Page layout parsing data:
◇ ◇ ◇
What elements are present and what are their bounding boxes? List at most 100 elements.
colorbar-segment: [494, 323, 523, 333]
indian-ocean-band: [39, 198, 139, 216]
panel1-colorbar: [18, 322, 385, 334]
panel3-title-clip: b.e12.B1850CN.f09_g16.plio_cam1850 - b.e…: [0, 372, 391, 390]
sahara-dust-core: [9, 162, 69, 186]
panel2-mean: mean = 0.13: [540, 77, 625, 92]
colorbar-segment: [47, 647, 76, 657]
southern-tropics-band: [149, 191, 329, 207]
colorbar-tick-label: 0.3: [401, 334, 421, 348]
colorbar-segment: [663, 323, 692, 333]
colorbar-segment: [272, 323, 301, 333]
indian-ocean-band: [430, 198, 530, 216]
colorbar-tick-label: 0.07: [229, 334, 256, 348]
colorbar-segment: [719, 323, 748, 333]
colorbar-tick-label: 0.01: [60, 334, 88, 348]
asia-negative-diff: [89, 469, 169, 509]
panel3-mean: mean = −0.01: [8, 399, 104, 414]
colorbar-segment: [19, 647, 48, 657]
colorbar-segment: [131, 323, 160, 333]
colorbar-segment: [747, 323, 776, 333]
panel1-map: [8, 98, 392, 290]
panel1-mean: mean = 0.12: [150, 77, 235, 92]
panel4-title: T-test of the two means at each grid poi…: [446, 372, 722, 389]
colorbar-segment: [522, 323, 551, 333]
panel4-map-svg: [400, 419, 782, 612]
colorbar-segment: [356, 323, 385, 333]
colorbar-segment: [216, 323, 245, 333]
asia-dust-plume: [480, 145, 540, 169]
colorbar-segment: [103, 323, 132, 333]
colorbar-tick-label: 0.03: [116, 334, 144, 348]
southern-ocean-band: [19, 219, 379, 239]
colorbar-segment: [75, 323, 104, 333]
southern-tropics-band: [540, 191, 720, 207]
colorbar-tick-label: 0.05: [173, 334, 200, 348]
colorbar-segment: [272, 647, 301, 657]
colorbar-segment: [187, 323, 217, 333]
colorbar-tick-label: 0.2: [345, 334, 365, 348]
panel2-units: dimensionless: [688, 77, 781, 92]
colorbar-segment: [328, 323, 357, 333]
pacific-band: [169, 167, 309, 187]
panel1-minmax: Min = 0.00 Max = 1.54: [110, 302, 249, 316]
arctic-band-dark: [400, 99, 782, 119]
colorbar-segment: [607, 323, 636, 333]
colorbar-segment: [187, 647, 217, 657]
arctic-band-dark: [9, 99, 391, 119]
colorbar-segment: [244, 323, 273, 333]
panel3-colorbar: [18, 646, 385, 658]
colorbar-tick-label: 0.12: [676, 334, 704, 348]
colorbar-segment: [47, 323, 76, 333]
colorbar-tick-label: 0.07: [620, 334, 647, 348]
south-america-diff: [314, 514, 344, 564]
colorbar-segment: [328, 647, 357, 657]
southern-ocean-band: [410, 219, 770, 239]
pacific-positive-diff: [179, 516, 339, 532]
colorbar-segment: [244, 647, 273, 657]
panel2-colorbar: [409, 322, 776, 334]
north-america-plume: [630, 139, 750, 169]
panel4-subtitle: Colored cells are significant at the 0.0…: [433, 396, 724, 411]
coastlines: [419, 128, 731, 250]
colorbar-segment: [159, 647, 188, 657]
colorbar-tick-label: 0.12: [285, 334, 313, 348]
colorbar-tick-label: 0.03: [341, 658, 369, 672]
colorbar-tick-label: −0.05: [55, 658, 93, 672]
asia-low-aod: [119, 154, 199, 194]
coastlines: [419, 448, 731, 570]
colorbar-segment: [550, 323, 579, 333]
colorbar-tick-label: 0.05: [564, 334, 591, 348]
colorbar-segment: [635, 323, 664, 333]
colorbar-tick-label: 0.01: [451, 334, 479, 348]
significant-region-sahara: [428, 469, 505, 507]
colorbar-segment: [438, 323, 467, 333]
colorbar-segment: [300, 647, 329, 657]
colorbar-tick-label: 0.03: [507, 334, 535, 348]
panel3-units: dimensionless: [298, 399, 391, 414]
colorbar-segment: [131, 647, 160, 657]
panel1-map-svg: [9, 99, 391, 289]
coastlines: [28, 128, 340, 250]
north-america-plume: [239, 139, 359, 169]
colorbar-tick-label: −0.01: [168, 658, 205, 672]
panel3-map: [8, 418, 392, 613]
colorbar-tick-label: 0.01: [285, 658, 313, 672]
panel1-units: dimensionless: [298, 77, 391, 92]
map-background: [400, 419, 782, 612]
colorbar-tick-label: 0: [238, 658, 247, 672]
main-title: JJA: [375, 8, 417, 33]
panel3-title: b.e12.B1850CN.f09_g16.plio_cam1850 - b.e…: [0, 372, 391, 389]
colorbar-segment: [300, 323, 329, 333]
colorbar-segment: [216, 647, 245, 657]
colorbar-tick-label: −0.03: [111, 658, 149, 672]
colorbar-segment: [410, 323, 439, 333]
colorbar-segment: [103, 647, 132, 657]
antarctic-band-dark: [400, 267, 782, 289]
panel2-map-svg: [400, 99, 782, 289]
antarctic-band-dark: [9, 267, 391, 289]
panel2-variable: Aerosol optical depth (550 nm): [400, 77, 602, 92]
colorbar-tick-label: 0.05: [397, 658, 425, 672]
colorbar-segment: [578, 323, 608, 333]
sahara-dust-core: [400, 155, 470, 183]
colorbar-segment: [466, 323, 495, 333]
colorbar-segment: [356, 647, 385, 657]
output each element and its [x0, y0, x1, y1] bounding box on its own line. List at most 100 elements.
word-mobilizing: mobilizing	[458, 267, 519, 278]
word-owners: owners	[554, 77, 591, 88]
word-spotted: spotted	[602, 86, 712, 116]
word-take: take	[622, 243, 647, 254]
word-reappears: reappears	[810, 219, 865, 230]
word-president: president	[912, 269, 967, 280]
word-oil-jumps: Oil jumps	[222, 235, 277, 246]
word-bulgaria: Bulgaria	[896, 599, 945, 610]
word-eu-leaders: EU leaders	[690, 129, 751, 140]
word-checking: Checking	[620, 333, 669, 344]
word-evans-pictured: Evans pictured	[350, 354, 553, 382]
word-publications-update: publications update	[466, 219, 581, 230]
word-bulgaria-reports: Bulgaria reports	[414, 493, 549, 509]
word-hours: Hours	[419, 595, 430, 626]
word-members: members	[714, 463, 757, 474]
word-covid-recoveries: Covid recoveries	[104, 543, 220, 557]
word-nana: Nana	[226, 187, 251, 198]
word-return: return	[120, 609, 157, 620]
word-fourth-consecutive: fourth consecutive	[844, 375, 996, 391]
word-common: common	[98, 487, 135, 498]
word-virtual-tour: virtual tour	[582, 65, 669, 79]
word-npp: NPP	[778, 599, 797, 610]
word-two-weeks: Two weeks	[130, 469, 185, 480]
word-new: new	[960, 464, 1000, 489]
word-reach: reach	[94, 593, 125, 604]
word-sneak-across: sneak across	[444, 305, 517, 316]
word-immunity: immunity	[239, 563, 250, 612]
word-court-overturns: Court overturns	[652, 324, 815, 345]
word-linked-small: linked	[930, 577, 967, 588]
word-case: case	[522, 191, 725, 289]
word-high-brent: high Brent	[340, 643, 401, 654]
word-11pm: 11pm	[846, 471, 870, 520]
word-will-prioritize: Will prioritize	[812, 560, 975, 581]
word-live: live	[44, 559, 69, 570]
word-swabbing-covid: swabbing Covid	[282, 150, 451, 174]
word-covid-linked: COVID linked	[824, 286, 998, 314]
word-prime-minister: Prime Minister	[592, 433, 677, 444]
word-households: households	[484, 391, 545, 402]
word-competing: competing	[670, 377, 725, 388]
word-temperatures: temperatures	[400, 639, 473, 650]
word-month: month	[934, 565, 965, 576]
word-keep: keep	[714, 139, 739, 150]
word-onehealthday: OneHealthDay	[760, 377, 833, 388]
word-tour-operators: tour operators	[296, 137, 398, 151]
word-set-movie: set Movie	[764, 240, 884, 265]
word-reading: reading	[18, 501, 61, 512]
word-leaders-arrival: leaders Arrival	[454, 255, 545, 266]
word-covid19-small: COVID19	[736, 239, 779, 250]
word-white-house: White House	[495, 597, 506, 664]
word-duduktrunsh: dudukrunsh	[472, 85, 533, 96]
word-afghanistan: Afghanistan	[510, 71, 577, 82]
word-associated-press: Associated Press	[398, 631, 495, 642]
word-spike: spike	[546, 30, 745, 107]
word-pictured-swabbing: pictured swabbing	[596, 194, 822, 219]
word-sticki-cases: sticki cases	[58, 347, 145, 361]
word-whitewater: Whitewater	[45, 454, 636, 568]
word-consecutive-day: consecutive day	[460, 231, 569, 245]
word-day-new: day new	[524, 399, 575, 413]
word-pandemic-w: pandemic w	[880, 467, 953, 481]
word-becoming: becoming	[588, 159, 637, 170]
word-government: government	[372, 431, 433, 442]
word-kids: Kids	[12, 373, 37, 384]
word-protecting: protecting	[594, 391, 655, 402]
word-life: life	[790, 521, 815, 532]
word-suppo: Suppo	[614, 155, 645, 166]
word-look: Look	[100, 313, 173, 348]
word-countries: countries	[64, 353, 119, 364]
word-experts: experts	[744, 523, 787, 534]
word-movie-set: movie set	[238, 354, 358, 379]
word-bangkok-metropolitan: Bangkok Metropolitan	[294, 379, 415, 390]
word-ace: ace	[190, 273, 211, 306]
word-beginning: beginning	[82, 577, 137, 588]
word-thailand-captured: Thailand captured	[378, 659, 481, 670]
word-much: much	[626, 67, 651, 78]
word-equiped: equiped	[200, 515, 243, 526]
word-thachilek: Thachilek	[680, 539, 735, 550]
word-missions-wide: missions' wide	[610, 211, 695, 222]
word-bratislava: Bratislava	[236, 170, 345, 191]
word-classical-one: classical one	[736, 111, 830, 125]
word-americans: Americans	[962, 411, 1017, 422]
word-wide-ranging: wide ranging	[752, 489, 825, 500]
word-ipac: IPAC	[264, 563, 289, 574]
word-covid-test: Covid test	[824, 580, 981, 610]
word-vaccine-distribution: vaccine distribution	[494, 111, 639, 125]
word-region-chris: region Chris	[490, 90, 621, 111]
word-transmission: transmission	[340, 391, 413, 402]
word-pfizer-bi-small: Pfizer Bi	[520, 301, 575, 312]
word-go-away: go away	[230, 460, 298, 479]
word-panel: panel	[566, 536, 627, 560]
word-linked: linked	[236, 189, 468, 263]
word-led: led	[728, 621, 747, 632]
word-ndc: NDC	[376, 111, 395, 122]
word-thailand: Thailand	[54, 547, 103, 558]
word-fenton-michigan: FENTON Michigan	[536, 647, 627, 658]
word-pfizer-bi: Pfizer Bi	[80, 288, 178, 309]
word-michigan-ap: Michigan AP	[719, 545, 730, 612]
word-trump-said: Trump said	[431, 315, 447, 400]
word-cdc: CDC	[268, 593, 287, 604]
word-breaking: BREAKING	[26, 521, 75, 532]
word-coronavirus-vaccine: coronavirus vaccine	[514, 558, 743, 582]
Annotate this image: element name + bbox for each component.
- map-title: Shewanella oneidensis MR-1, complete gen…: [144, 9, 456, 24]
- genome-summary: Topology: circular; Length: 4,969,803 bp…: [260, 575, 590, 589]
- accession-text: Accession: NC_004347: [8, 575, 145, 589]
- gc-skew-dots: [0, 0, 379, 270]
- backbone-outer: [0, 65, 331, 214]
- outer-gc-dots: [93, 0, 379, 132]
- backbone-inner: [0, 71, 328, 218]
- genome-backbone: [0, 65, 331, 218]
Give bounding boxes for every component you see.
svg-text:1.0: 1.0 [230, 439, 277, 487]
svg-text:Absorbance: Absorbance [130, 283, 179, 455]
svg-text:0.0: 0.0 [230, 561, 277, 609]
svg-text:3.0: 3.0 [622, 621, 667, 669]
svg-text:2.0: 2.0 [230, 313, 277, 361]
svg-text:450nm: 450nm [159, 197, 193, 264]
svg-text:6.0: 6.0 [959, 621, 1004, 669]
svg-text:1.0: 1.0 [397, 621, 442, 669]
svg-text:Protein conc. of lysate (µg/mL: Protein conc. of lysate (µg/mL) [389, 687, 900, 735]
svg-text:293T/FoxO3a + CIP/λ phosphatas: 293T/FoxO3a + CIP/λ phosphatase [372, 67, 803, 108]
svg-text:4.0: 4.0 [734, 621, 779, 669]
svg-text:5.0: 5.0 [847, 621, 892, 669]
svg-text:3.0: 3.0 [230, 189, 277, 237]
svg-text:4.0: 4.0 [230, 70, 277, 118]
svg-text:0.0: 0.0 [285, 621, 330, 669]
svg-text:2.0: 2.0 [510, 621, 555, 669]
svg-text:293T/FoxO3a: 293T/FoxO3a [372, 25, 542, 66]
◇ ◇ ◇
Where the records above contain a line with "Annotate this image: element", repeat that line and each later line through the end, exactly, and nothing more.

Annotate this image: element name + bbox for each component.
- map-title: Shewanella oneidensis MR-1, complete gen…: [144, 9, 456, 24]
- genome-summary: Topology: circular; Length: 4,969,803 bp…: [260, 575, 590, 589]
- accession-text: Accession: NC_004347: [8, 575, 145, 589]
- gc-skew-dots: [0, 0, 379, 270]
- backbone-outer: [0, 65, 331, 214]
- outer-gc-dots: [93, 0, 379, 132]
- backbone-inner: [0, 71, 328, 218]
- genome-backbone: [0, 65, 331, 218]
Give bounding boxes for every component you see.
svg-text:1.0: 1.0 [230, 439, 277, 487]
svg-text:Absorbance: Absorbance [130, 283, 179, 455]
svg-text:0.0: 0.0 [230, 561, 277, 609]
svg-text:3.0: 3.0 [622, 621, 667, 669]
svg-text:2.0: 2.0 [230, 313, 277, 361]
svg-text:450nm: 450nm [159, 197, 193, 264]
svg-text:6.0: 6.0 [959, 621, 1004, 669]
svg-text:1.0: 1.0 [397, 621, 442, 669]
svg-text:Protein conc. of lysate (µg/mL: Protein conc. of lysate (µg/mL) [389, 687, 900, 735]
svg-text:293T/FoxO3a + CIP/λ phosphatas: 293T/FoxO3a + CIP/λ phosphatase [372, 67, 803, 108]
svg-text:4.0: 4.0 [734, 621, 779, 669]
svg-text:5.0: 5.0 [847, 621, 892, 669]
svg-text:3.0: 3.0 [230, 189, 277, 237]
svg-text:4.0: 4.0 [230, 70, 277, 118]
svg-text:0.0: 0.0 [285, 621, 330, 669]
svg-text:2.0: 2.0 [510, 621, 555, 669]
svg-text:293T/FoxO3a: 293T/FoxO3a [372, 25, 542, 66]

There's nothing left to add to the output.